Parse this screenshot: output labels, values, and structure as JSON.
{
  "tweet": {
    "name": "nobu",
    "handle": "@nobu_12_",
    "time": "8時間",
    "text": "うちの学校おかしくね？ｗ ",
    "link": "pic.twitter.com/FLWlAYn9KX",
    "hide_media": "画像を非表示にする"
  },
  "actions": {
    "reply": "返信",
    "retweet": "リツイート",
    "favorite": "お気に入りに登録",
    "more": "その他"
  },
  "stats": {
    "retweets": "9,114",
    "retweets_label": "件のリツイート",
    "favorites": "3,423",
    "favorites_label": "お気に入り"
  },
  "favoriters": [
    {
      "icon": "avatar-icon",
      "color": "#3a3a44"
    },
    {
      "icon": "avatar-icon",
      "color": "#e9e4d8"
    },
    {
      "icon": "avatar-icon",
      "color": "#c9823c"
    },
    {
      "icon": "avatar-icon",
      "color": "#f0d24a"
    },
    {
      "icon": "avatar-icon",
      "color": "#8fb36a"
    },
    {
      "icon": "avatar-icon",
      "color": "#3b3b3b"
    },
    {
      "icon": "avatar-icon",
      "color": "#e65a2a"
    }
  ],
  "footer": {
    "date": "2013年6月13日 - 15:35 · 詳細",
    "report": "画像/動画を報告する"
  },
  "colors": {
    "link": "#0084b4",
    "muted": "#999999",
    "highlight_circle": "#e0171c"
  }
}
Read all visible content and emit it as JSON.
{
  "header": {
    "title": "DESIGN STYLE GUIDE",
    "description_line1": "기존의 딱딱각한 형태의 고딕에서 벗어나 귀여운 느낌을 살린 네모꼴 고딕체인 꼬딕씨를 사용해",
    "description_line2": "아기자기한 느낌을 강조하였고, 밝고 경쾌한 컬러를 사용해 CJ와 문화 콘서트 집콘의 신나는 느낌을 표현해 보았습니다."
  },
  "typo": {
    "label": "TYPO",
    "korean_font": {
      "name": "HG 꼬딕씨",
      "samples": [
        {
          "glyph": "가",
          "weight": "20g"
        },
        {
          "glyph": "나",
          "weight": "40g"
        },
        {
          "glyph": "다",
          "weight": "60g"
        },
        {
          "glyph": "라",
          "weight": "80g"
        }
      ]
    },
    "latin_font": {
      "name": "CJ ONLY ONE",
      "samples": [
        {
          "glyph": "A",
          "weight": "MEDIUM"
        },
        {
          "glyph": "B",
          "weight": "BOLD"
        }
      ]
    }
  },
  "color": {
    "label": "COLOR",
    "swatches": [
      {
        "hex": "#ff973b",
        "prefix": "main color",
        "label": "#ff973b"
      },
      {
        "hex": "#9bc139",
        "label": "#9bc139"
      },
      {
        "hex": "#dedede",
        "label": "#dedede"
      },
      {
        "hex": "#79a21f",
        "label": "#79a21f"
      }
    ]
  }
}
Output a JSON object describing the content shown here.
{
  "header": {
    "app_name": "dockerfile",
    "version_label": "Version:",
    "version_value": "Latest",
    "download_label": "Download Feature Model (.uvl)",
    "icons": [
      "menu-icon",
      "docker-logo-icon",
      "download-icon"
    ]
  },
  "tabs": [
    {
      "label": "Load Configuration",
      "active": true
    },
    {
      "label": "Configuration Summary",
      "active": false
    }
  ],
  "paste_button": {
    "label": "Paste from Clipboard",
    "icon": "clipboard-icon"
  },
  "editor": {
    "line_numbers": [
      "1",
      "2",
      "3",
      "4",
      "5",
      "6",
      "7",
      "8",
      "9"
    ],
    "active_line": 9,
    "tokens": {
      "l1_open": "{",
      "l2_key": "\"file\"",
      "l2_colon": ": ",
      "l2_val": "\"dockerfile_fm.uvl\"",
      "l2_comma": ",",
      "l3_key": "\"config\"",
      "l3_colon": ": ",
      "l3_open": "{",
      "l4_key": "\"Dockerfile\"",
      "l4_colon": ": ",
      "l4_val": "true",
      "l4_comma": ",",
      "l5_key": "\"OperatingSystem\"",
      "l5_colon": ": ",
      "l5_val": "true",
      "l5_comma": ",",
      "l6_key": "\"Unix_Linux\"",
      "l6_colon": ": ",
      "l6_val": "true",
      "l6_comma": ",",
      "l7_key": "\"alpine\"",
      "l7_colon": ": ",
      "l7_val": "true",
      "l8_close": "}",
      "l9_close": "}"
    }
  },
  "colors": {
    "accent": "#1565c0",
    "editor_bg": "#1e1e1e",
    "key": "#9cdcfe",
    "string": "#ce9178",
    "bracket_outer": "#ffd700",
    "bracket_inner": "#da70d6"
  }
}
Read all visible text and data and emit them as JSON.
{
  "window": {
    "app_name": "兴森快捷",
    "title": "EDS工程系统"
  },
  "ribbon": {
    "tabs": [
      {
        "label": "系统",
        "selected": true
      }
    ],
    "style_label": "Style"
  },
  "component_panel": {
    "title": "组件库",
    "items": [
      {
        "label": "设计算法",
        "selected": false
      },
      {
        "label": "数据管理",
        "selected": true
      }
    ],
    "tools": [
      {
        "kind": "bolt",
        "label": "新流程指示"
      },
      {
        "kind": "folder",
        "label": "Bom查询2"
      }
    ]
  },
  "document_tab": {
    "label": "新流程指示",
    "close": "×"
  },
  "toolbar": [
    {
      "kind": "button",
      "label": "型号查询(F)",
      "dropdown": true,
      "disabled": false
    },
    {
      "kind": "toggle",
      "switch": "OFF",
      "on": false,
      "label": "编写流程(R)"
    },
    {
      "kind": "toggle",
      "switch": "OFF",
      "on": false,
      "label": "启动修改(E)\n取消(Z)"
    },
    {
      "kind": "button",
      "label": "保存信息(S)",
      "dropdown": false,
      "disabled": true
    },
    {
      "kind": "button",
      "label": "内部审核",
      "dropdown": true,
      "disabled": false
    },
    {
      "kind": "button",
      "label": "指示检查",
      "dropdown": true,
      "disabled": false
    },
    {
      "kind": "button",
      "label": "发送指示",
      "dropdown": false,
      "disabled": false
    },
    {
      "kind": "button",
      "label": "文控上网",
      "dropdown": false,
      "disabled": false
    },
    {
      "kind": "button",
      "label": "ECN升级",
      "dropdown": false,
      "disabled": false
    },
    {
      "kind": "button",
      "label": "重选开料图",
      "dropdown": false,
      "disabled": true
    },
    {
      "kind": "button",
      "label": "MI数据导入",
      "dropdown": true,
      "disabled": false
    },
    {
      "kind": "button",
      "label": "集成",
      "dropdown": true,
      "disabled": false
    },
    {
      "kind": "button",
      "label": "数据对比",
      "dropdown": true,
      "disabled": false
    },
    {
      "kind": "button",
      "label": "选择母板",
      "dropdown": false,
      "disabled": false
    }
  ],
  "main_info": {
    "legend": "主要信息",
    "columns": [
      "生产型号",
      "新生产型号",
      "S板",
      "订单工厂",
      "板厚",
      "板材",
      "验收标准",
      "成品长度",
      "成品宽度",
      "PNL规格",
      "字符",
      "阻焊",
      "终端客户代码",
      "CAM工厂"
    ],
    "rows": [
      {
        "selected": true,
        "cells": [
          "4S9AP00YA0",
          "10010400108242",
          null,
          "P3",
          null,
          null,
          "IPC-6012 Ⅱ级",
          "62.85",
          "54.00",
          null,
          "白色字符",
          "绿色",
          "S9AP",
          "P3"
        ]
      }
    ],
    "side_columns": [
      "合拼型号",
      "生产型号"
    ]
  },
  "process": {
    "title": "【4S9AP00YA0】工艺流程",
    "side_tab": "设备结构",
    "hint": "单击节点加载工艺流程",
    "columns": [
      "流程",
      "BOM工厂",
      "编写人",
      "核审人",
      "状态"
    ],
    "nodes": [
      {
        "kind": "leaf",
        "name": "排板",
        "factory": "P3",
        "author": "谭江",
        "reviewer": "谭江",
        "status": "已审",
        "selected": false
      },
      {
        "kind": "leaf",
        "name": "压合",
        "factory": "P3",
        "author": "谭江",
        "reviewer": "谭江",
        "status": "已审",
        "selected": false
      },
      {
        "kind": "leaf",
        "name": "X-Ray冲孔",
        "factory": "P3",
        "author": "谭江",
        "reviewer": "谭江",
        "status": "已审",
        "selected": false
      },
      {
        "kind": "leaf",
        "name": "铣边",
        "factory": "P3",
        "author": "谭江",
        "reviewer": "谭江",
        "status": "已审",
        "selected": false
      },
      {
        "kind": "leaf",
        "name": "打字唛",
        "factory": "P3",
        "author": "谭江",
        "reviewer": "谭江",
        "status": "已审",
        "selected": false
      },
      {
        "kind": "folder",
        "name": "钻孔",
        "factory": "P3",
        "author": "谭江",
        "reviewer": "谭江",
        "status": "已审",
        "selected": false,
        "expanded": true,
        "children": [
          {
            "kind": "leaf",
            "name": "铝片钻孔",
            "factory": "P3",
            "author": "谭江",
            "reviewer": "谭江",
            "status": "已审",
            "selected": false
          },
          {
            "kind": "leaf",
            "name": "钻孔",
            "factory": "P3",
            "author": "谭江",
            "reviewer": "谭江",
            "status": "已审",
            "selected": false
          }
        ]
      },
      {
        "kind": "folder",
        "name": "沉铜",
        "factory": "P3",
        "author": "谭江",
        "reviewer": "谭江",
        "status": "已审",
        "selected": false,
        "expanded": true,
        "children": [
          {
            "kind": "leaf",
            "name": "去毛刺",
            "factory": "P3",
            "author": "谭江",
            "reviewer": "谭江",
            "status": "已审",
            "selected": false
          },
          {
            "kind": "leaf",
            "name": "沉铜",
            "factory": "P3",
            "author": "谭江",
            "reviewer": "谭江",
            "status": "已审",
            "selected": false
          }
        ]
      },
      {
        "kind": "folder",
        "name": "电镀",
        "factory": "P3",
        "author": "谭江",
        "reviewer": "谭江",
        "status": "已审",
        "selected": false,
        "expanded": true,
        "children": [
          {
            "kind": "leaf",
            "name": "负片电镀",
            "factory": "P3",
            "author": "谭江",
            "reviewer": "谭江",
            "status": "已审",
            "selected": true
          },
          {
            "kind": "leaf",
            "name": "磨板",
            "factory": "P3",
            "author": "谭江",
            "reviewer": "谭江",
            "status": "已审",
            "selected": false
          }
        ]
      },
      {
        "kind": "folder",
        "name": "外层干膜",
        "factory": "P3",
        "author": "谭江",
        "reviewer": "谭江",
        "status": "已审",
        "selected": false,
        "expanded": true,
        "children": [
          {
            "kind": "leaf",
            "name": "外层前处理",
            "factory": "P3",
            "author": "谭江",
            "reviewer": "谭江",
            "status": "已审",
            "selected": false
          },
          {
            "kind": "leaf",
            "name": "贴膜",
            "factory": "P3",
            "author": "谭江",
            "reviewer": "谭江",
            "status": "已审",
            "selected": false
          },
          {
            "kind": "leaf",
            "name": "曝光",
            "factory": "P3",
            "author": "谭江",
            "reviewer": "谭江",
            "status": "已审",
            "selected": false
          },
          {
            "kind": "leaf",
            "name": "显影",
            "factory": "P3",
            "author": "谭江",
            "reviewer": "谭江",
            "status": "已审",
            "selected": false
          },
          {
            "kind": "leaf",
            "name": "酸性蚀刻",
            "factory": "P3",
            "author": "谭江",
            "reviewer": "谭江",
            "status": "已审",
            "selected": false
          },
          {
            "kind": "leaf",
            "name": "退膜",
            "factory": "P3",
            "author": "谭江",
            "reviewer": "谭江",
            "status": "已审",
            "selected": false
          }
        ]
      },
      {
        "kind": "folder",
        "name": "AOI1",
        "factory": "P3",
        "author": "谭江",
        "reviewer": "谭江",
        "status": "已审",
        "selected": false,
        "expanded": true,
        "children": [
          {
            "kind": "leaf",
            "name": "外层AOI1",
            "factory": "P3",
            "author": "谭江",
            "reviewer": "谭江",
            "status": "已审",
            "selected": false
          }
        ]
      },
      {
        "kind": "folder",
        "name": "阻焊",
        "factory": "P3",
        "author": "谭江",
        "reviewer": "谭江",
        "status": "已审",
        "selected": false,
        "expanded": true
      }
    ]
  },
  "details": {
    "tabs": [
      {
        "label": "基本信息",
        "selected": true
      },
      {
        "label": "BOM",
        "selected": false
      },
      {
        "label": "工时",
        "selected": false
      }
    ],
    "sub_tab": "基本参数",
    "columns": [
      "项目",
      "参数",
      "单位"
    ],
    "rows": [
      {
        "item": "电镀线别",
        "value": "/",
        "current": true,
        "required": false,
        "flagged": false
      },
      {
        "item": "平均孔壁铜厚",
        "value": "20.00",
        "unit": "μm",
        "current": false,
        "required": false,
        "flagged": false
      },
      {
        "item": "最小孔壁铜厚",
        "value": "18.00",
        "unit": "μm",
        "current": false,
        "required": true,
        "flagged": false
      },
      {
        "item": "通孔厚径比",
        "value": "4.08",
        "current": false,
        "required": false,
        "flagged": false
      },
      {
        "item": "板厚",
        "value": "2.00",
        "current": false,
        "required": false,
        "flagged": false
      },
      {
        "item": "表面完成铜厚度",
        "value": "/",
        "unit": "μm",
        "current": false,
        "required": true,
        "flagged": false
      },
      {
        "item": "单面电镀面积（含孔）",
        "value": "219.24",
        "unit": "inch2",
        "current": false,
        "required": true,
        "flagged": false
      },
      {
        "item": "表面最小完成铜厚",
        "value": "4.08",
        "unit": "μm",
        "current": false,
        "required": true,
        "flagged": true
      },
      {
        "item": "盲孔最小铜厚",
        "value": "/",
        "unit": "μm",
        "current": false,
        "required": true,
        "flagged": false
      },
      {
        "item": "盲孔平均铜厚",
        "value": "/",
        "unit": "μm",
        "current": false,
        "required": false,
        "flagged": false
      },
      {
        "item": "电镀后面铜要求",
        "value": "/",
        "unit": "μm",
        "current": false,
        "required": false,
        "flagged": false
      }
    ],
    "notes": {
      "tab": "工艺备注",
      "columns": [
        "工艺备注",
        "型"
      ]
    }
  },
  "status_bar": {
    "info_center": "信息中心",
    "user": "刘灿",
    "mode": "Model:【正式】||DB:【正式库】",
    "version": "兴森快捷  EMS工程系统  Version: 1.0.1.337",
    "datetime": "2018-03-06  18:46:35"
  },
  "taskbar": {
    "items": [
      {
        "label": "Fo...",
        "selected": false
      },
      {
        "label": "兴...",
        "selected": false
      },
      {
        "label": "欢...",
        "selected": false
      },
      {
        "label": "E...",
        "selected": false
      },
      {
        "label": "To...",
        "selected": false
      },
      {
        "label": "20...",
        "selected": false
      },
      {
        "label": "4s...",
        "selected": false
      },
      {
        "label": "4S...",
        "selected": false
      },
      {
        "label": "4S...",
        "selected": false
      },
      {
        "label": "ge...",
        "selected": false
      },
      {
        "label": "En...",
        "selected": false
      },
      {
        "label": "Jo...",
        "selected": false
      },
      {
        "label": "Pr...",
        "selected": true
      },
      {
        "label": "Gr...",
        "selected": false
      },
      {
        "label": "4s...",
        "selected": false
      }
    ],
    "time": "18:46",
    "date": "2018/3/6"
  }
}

***

● YOUR OBJECTIVE
Look through the entries and work out how many lines have the word "Read" in them; reply with that number only.

● ANSWER IN FULL
2